■ **SHORT TASK**: Copy the records below, from the line containing "Parse this screenshot: output" through the last line; leave out pictures.

■ **SUPPLIED MATERIAL**:
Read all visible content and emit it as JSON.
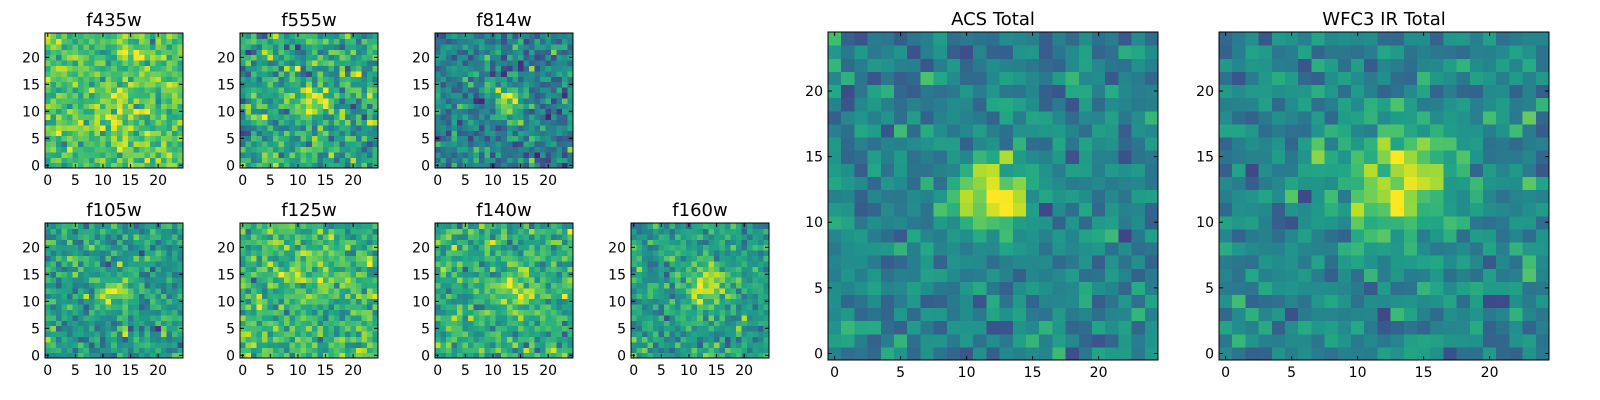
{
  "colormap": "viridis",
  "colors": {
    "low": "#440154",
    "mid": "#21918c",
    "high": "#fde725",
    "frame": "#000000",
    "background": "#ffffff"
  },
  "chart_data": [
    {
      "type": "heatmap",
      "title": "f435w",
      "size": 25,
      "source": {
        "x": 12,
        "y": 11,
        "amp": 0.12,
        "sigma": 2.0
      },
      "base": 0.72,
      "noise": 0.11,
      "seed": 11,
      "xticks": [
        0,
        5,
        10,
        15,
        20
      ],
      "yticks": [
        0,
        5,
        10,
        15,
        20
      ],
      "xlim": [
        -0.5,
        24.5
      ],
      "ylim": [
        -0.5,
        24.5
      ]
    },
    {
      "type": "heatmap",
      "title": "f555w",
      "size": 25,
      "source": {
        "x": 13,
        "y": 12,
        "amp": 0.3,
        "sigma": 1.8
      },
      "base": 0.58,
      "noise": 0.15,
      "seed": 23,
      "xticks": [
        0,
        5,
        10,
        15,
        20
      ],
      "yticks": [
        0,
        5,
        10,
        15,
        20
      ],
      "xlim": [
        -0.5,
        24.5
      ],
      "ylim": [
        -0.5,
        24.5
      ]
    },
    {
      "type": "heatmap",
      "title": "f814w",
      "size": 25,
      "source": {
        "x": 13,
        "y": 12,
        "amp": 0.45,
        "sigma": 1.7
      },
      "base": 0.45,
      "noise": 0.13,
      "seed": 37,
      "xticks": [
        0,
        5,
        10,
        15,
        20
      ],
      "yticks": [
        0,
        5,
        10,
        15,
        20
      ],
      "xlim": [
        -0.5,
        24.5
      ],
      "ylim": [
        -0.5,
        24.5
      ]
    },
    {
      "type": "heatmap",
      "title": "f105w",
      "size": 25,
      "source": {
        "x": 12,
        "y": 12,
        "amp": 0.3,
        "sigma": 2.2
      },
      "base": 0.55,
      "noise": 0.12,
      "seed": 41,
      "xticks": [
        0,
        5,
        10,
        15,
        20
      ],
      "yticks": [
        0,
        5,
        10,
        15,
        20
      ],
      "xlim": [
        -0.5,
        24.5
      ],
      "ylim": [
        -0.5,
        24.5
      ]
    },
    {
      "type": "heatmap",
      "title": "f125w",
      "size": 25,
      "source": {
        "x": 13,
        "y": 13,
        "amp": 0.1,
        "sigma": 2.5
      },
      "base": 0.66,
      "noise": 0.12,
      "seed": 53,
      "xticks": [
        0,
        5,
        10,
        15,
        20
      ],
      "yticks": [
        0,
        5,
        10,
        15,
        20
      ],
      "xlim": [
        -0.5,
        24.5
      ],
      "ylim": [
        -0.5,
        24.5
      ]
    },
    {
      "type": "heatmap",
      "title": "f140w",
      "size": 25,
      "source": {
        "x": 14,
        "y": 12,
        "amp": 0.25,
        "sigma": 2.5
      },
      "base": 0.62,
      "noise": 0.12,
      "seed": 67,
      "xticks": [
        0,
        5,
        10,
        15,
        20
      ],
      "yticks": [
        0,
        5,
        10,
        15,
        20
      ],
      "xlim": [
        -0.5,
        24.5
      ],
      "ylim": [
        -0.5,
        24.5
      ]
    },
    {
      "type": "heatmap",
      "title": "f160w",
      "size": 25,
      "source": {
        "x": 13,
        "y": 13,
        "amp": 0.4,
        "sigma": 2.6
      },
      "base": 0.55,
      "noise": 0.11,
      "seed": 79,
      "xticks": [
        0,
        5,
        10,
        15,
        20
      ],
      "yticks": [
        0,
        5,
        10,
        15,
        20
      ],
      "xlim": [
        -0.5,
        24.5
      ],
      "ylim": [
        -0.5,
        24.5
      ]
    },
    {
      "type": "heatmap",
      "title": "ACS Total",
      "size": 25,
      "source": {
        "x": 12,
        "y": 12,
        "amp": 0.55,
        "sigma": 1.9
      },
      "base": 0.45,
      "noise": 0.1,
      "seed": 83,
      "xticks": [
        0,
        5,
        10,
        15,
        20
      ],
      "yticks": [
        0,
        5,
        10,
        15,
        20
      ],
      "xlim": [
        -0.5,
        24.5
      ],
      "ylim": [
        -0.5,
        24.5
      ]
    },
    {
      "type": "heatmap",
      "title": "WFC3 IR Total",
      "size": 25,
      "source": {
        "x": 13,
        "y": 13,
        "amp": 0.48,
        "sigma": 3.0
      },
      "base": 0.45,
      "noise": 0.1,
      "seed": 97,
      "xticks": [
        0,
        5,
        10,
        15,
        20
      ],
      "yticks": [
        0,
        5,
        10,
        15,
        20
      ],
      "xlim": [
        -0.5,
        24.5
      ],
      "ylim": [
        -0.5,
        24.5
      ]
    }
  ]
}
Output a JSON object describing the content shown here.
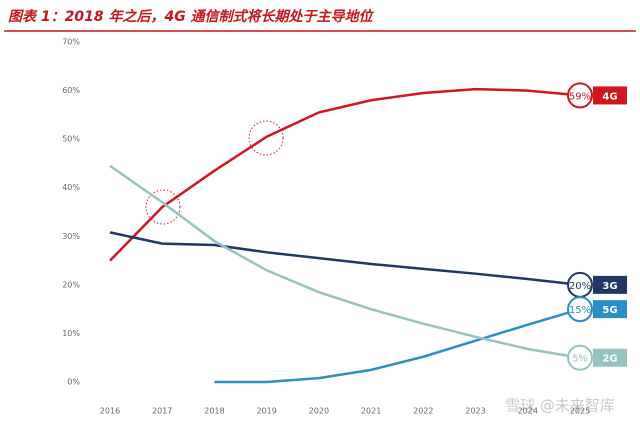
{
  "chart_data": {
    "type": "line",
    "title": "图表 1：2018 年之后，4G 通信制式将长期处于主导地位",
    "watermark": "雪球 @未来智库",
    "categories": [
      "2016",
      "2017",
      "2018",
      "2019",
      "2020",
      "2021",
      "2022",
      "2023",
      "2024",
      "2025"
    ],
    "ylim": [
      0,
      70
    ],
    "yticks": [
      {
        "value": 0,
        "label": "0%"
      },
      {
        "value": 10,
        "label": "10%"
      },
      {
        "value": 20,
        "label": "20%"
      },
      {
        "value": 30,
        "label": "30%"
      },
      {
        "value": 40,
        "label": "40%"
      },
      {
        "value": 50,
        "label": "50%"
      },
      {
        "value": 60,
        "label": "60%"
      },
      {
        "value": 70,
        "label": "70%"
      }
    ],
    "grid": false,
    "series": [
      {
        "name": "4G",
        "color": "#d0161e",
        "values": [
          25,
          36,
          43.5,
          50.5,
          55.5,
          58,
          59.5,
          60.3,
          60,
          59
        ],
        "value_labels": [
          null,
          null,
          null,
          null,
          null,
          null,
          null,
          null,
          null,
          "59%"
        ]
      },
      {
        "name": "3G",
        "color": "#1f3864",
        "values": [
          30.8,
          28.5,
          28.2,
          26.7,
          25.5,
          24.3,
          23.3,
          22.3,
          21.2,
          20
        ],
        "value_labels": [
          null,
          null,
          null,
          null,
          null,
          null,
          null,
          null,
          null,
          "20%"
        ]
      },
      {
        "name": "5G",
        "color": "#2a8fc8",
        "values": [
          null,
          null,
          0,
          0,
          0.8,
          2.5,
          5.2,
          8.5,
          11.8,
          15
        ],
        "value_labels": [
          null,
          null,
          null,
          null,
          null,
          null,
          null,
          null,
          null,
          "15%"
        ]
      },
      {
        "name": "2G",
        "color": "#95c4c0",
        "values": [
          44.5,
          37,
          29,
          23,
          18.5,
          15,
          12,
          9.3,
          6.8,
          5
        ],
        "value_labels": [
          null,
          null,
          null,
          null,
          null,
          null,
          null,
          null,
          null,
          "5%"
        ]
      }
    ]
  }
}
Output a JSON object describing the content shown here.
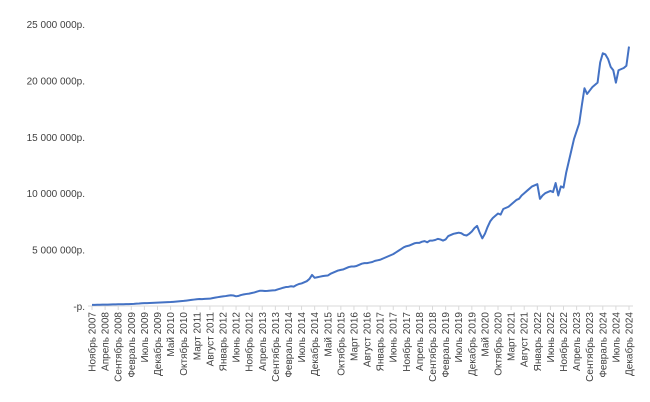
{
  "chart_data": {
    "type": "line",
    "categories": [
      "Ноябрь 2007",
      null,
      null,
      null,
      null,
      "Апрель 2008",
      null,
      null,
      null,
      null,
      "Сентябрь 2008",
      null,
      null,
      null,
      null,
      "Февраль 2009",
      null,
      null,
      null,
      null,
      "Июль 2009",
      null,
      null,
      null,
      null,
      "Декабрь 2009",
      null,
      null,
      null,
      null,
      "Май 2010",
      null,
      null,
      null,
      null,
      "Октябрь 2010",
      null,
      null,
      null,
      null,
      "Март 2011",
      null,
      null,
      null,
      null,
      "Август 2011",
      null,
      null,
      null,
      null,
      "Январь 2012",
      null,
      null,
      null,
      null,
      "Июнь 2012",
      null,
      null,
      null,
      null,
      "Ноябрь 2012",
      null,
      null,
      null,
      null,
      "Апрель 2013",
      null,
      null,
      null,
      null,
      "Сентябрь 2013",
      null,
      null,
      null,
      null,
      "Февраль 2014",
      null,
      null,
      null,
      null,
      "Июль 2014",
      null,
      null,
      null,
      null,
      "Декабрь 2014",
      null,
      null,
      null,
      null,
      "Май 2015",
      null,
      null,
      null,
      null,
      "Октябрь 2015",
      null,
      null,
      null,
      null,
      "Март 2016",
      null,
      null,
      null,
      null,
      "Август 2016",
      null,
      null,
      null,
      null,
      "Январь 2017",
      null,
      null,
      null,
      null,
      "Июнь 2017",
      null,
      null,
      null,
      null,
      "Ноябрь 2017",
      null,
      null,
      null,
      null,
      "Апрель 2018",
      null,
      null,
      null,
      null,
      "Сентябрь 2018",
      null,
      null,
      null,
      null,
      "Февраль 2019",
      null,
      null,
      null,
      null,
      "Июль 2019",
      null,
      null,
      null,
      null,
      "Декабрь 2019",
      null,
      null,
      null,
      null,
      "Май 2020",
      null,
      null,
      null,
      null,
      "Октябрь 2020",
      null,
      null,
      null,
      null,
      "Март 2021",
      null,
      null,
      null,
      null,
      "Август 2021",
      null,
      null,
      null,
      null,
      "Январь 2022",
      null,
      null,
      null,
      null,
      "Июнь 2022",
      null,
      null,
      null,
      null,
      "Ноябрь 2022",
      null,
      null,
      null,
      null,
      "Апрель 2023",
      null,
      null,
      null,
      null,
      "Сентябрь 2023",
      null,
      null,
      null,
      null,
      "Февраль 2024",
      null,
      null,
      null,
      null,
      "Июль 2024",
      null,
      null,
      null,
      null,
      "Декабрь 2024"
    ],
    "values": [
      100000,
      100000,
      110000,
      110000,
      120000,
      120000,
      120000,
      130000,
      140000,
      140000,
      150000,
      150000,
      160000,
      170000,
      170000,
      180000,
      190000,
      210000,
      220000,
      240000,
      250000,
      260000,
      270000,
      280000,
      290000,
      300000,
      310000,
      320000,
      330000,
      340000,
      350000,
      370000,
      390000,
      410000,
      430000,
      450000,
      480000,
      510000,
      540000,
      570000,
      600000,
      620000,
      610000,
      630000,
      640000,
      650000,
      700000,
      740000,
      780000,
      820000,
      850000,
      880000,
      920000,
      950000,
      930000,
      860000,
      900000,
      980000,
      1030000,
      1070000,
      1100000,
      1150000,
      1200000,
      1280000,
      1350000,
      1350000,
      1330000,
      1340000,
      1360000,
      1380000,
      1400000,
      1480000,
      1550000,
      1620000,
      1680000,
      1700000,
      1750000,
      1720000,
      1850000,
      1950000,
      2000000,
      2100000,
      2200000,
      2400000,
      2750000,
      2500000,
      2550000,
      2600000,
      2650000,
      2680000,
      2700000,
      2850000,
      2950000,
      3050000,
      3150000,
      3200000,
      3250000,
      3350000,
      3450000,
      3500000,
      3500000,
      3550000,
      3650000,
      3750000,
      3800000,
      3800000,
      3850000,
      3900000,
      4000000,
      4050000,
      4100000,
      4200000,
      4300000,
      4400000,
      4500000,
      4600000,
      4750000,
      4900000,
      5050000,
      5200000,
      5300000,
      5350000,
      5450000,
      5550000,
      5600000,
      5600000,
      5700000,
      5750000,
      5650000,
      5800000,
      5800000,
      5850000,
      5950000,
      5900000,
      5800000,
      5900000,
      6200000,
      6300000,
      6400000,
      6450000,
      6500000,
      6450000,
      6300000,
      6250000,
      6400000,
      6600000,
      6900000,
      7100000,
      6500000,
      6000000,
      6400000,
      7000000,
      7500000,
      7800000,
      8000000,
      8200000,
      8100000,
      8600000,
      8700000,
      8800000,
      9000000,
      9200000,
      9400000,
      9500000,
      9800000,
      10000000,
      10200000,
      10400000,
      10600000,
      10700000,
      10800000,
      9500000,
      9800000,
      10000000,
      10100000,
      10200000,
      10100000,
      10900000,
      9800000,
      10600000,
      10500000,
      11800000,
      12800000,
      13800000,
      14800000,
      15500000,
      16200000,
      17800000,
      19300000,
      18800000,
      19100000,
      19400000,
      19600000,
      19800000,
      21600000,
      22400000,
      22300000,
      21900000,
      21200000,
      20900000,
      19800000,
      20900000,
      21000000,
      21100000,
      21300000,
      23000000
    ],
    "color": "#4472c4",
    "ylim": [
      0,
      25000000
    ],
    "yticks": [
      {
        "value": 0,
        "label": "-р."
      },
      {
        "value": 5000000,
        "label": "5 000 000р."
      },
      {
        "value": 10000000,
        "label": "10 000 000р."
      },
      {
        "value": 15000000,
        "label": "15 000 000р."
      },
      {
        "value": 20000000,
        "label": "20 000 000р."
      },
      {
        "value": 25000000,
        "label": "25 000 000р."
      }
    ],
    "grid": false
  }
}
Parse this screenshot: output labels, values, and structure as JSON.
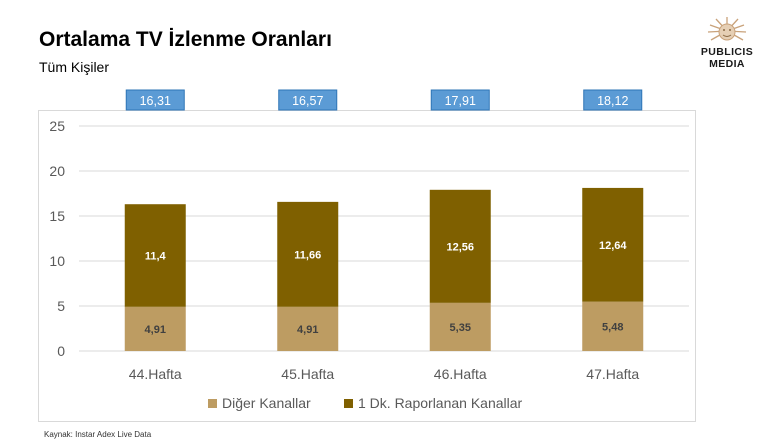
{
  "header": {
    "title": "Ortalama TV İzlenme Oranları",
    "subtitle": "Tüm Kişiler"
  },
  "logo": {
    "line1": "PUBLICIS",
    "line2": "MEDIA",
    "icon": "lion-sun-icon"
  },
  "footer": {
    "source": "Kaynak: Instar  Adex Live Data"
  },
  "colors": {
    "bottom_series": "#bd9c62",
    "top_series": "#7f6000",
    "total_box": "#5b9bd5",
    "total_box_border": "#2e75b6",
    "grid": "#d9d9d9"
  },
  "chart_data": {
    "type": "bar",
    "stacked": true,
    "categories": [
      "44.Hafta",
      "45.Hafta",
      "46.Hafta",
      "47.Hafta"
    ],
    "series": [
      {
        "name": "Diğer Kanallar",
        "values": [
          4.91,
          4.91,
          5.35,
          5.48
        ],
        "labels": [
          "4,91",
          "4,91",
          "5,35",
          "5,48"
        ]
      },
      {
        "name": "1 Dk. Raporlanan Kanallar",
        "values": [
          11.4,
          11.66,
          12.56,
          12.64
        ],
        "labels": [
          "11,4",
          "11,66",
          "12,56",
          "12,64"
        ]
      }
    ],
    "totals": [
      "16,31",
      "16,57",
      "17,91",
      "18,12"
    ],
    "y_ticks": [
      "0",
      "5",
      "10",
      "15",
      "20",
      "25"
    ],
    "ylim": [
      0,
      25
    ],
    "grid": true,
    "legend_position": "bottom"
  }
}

■ **RESULT FOR THIS TASK**:
Parse this screenshot: output labels, values, and structure as JSON.
{
  "header": {
    "title": "Ortalama TV İzlenme Oranları",
    "subtitle": "Tüm Kişiler"
  },
  "logo": {
    "line1": "PUBLICIS",
    "line2": "MEDIA",
    "icon": "lion-sun-icon"
  },
  "footer": {
    "source": "Kaynak: Instar  Adex Live Data"
  },
  "colors": {
    "bottom_series": "#bd9c62",
    "top_series": "#7f6000",
    "total_box": "#5b9bd5",
    "total_box_border": "#2e75b6",
    "grid": "#d9d9d9"
  },
  "chart_data": {
    "type": "bar",
    "stacked": true,
    "categories": [
      "44.Hafta",
      "45.Hafta",
      "46.Hafta",
      "47.Hafta"
    ],
    "series": [
      {
        "name": "Diğer Kanallar",
        "values": [
          4.91,
          4.91,
          5.35,
          5.48
        ],
        "labels": [
          "4,91",
          "4,91",
          "5,35",
          "5,48"
        ]
      },
      {
        "name": "1 Dk. Raporlanan Kanallar",
        "values": [
          11.4,
          11.66,
          12.56,
          12.64
        ],
        "labels": [
          "11,4",
          "11,66",
          "12,56",
          "12,64"
        ]
      }
    ],
    "totals": [
      "16,31",
      "16,57",
      "17,91",
      "18,12"
    ],
    "y_ticks": [
      "0",
      "5",
      "10",
      "15",
      "20",
      "25"
    ],
    "ylim": [
      0,
      25
    ],
    "grid": true,
    "legend_position": "bottom"
  }
}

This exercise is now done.